» Problem to work on: Do not include the pictures; repeat the rest of the data exactly.

## BEGIN Recorded information

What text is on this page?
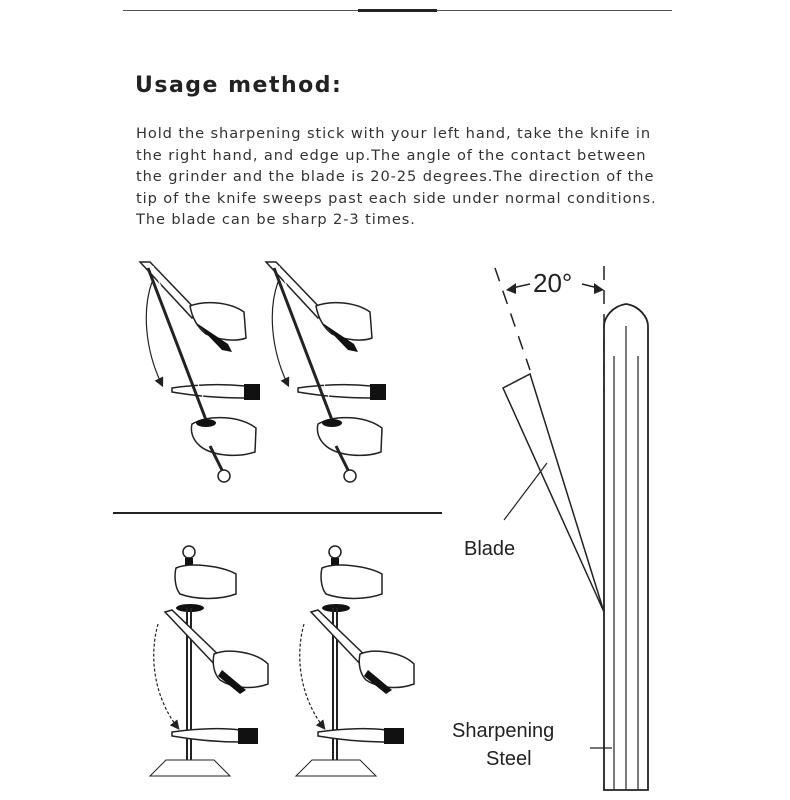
Usage method:
Hold the sharpening stick with your left hand, take the knife in
the right hand, and edge up.The angle of the contact between
the grinder and the blade is 20-25 degrees.The direction of the
tip of the knife sweeps past each side under normal conditions.
The blade can be sharp 2-3 times.
20°
Blade
Sharpening
Steel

## END Recorded information

» Answer for this exercise:
What text is on this page?
Usage method:
Hold the sharpening stick with your left hand, take the knife in
the right hand, and edge up.The angle of the contact between
the grinder and the blade is 20-25 degrees.The direction of the
tip of the knife sweeps past each side under normal conditions.
The blade can be sharp 2-3 times.
20°
Blade
Sharpening
Steel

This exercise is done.